(Records from a data source)
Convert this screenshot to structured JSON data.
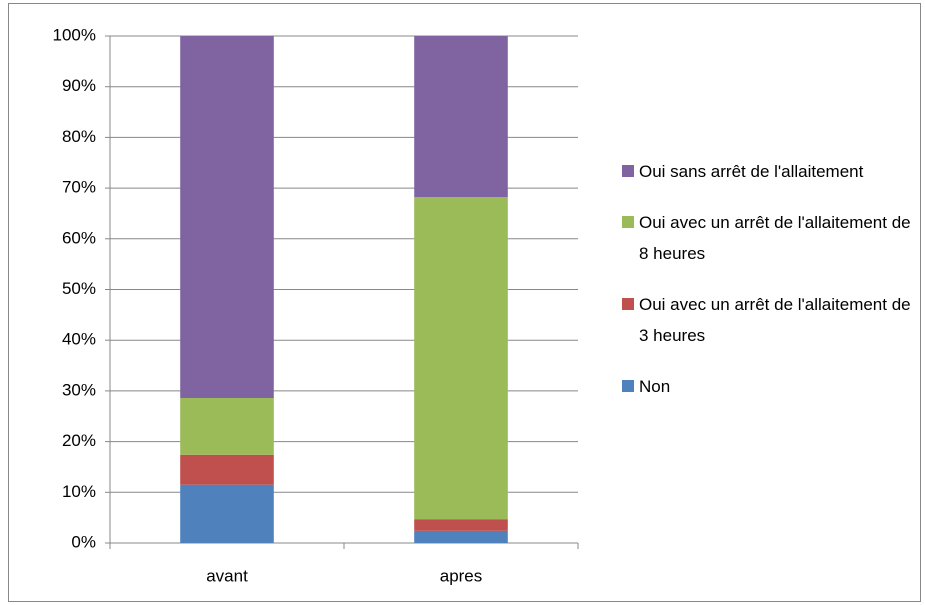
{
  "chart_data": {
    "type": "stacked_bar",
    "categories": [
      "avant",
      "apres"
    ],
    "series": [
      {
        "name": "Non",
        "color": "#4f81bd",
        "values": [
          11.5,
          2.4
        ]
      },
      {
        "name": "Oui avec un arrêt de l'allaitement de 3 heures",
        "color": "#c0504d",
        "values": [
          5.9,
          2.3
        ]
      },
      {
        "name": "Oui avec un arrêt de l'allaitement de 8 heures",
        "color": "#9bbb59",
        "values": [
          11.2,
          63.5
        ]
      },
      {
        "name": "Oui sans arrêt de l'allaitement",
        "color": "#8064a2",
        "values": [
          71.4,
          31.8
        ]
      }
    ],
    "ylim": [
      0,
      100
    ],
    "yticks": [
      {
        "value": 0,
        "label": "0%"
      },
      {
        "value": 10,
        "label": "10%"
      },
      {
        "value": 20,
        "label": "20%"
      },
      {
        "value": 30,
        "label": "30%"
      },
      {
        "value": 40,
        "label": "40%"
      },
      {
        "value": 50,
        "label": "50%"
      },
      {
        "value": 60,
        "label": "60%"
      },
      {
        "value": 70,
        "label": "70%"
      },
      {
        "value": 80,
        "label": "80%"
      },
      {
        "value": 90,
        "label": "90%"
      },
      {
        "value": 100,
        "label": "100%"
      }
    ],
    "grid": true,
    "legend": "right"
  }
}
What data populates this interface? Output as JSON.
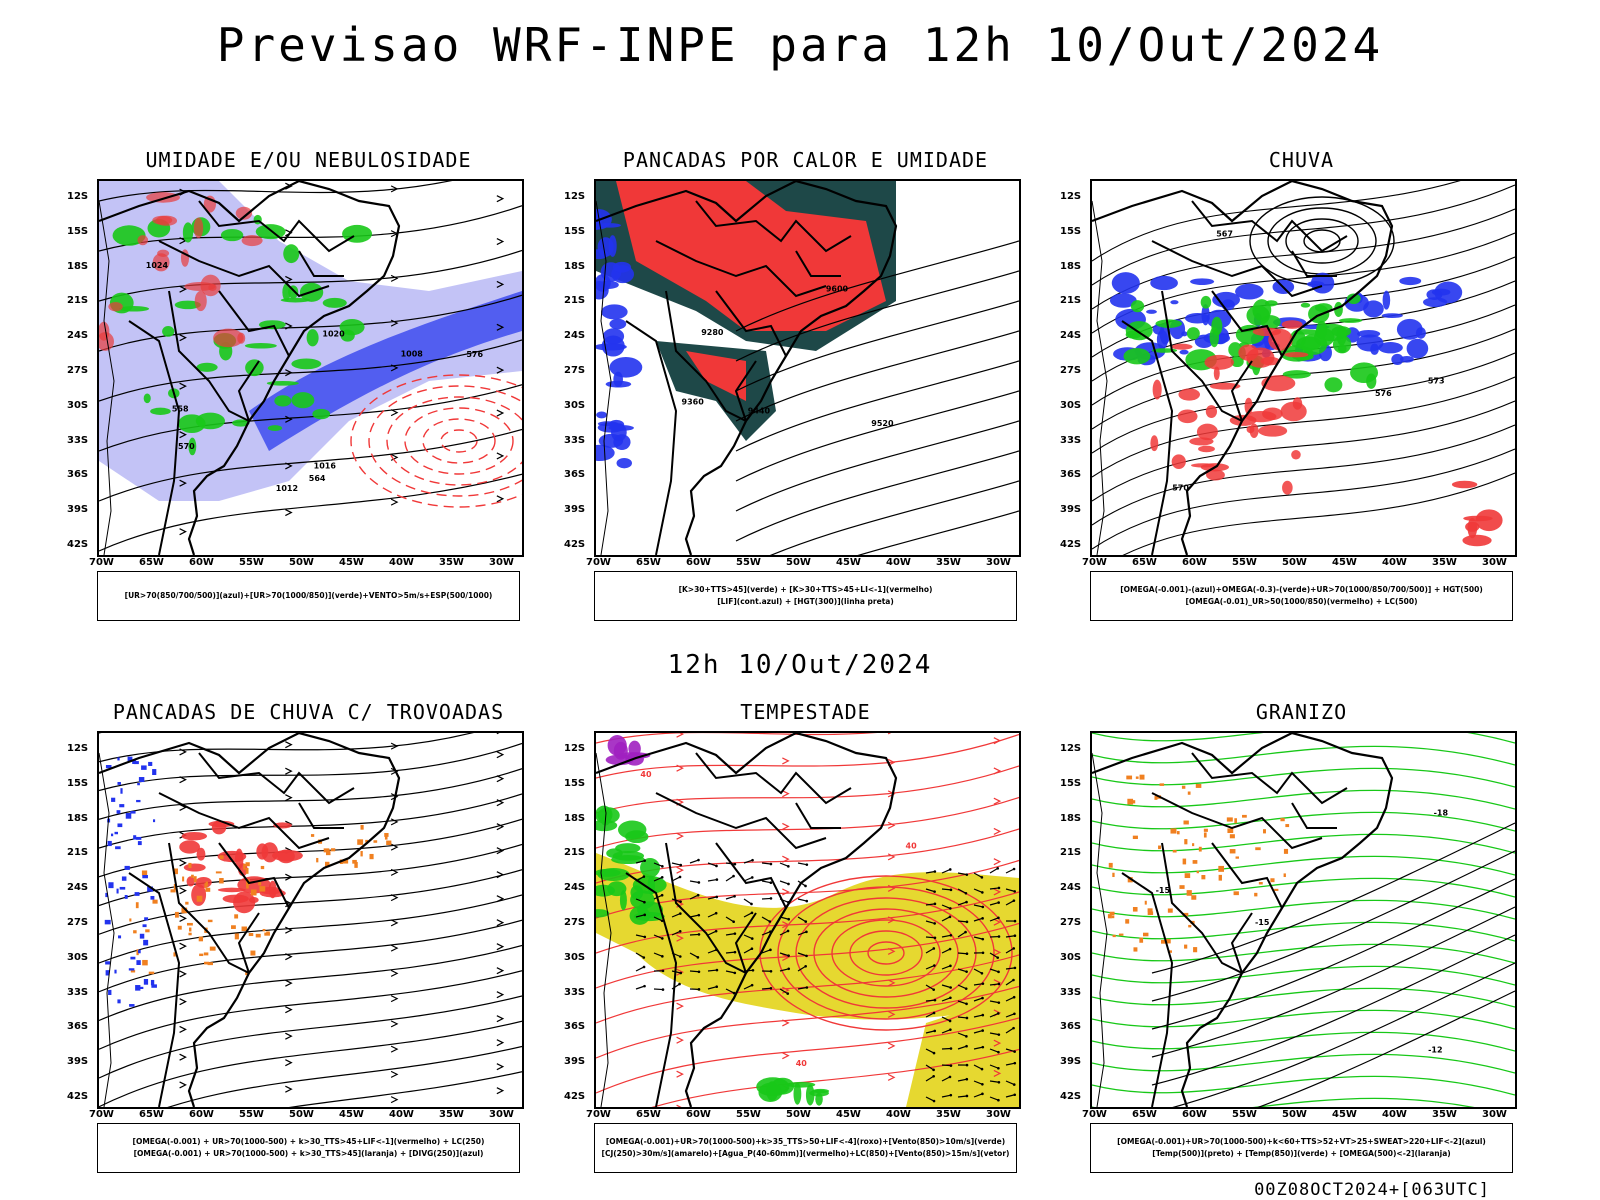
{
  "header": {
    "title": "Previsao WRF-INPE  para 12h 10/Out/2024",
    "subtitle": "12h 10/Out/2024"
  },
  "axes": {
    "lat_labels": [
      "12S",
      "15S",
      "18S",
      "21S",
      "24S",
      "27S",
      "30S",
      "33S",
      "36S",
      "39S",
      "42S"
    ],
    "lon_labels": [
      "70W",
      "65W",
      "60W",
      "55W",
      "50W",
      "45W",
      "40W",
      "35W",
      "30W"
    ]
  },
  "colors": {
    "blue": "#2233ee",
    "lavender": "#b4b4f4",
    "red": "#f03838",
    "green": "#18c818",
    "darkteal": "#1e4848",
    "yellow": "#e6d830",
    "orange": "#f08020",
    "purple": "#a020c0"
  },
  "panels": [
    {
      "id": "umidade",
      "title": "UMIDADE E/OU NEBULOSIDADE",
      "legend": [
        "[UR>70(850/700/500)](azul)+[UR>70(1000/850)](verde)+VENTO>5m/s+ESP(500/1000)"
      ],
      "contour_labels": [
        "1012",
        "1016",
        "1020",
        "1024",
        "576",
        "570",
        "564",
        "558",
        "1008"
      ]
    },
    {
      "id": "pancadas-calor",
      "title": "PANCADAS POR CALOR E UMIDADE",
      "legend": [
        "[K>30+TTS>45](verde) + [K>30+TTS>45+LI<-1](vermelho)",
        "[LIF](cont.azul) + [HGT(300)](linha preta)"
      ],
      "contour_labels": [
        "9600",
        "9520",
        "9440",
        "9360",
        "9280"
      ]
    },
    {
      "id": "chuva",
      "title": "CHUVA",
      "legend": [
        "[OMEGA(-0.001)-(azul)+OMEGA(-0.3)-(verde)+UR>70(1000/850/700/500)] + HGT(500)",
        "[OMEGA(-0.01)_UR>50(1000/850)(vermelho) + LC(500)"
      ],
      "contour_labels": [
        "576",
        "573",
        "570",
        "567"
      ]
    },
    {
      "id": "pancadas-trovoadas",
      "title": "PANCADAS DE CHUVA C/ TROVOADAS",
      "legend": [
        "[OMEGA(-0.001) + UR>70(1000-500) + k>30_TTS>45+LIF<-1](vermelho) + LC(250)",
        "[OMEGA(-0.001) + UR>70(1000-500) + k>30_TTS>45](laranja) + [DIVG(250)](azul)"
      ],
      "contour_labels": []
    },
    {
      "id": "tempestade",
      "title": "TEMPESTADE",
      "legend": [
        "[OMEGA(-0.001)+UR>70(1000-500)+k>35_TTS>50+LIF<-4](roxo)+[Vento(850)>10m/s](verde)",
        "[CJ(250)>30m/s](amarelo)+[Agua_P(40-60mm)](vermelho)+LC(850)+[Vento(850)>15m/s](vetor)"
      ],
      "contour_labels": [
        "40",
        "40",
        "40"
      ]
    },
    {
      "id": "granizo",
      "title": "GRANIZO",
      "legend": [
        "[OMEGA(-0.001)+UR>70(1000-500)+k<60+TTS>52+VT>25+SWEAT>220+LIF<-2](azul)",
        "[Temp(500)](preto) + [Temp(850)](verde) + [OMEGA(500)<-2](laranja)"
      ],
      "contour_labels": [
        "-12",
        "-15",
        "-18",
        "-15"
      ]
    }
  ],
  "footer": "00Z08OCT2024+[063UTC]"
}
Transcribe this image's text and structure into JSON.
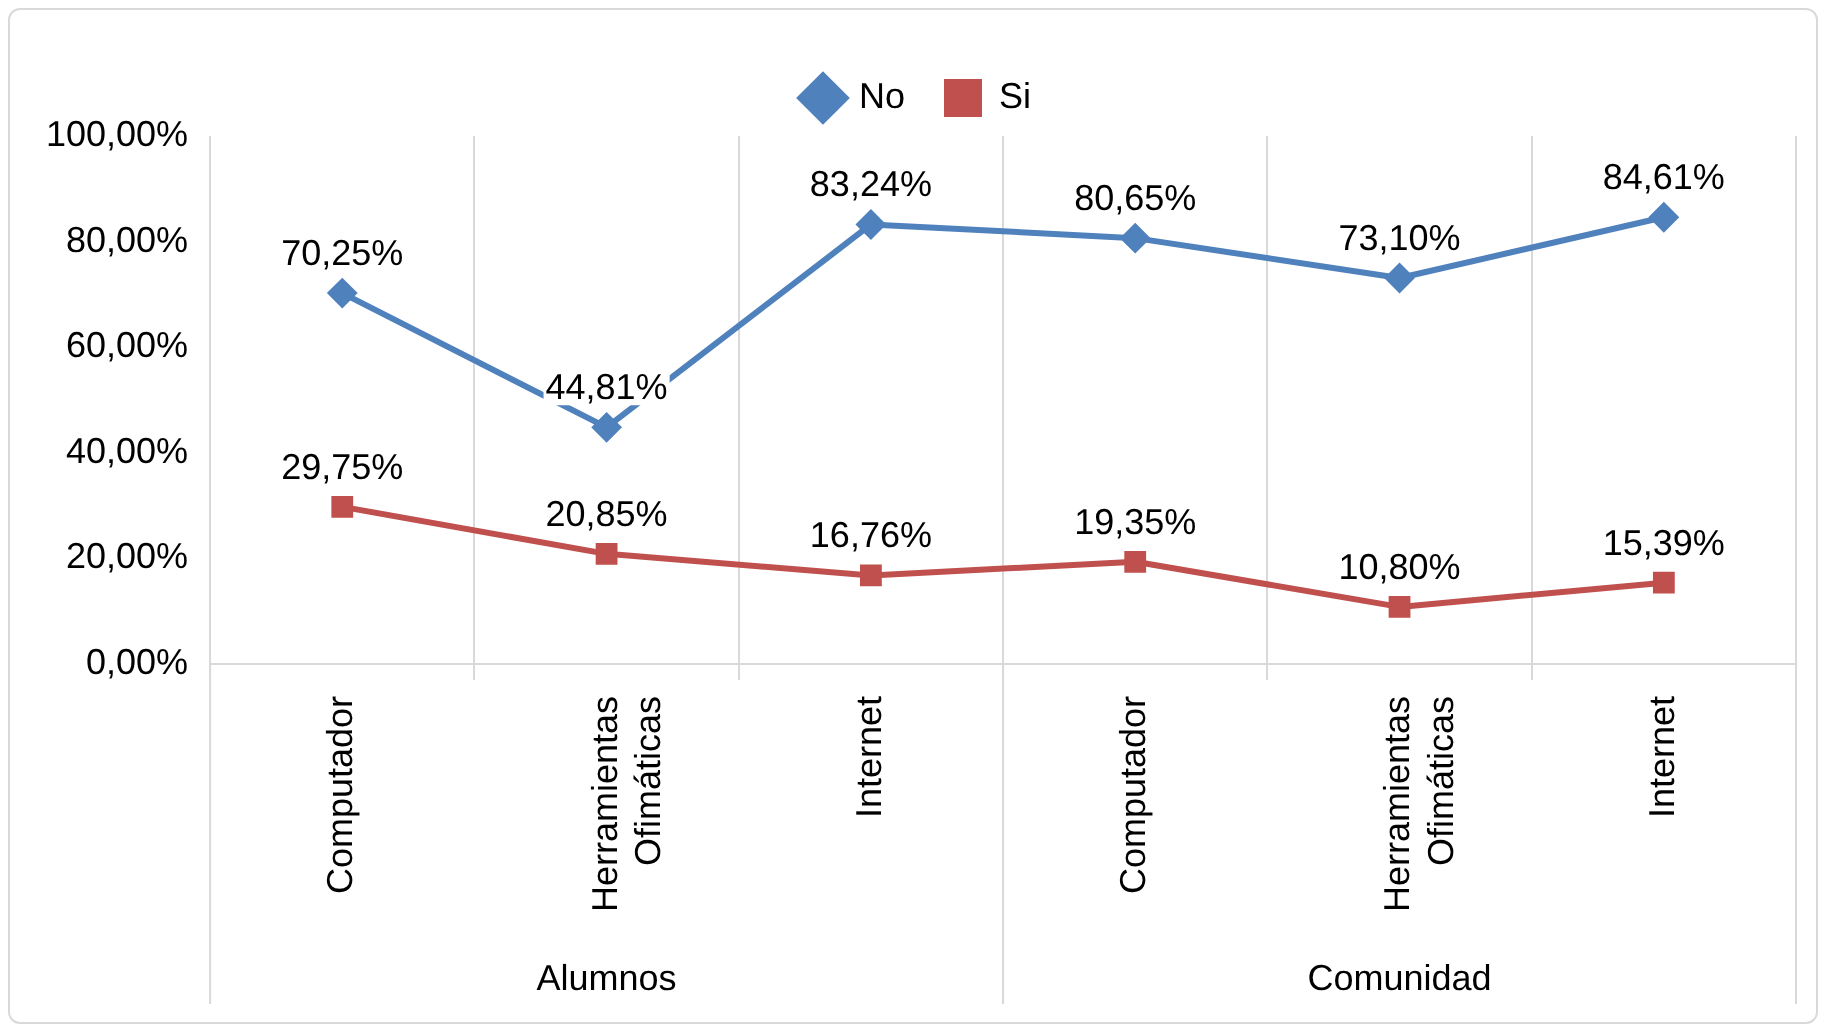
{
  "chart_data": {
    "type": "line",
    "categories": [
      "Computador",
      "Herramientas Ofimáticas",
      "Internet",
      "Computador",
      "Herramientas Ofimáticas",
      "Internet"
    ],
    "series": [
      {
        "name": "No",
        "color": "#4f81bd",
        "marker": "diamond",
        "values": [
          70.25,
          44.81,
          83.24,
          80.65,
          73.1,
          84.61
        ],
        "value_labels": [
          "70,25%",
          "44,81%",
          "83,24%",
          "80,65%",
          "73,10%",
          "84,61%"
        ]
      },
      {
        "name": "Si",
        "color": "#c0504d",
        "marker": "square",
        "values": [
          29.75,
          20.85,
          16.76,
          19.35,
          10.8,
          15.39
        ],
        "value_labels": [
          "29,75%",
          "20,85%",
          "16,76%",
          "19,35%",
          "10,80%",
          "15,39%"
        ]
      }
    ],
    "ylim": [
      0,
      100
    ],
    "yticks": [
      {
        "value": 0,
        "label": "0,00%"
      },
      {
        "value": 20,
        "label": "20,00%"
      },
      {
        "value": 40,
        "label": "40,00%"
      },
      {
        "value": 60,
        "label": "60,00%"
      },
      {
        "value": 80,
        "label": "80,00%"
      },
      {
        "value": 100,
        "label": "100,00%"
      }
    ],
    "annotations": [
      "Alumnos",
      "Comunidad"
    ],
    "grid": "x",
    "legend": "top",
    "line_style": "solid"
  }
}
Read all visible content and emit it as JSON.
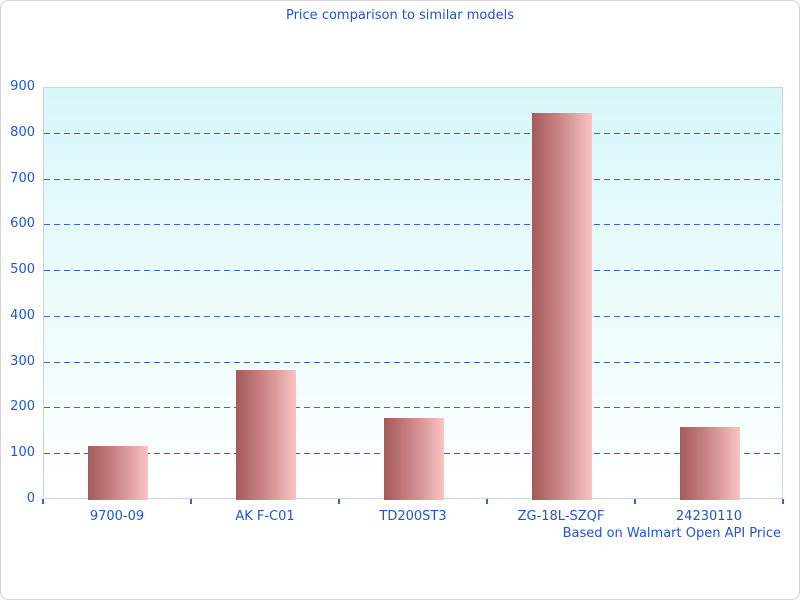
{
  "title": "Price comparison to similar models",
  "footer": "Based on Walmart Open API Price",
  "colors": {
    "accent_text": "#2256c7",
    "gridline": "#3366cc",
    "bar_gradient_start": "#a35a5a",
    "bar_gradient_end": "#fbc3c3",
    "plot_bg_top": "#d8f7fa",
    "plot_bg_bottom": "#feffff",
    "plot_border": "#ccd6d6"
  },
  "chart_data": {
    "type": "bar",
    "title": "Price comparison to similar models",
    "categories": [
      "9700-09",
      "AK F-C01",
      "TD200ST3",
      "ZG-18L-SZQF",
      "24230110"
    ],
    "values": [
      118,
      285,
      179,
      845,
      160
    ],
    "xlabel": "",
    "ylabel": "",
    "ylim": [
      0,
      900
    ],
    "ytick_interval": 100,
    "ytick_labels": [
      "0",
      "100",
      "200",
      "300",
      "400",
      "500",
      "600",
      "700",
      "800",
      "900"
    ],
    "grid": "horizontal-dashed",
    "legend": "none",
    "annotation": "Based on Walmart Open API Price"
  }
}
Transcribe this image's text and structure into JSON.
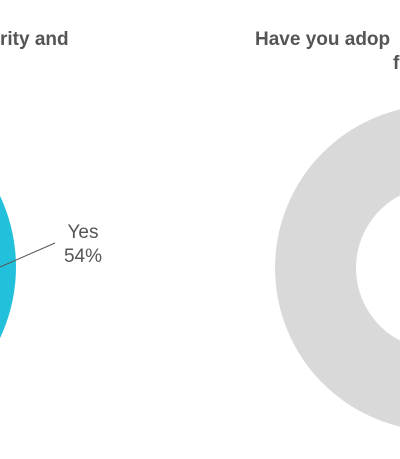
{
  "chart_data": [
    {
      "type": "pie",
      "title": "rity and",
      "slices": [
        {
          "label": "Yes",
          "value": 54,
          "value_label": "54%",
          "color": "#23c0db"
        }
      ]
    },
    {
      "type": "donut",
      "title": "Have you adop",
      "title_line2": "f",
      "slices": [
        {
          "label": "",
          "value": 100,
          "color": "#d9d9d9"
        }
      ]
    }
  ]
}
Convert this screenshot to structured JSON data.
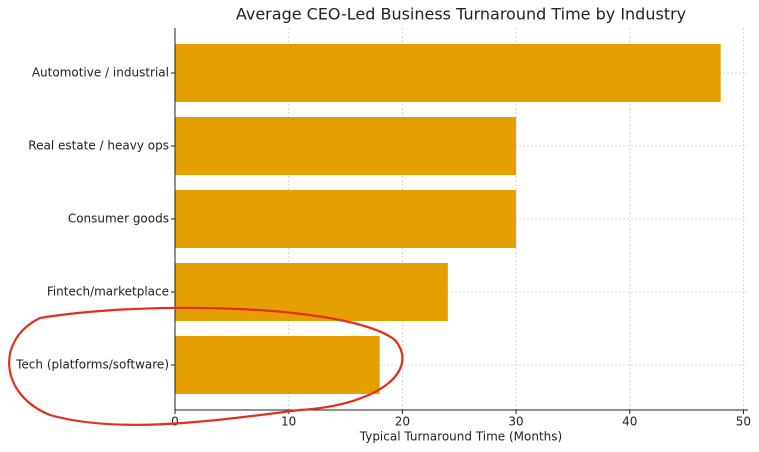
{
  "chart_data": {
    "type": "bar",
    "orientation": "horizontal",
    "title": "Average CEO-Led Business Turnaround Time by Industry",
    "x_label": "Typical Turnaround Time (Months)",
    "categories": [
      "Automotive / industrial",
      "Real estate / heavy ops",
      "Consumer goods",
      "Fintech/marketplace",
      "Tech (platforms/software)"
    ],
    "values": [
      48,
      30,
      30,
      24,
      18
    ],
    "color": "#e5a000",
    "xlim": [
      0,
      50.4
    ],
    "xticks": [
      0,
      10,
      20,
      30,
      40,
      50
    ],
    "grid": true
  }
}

TASK DESCRIPTION
Copy every line of the records above that holds the word "Based".

RESPONSE TO THE TASK
  "footer": "Based on Walmart Open API Price",
    "annotation": "Based on Walmart Open API Price"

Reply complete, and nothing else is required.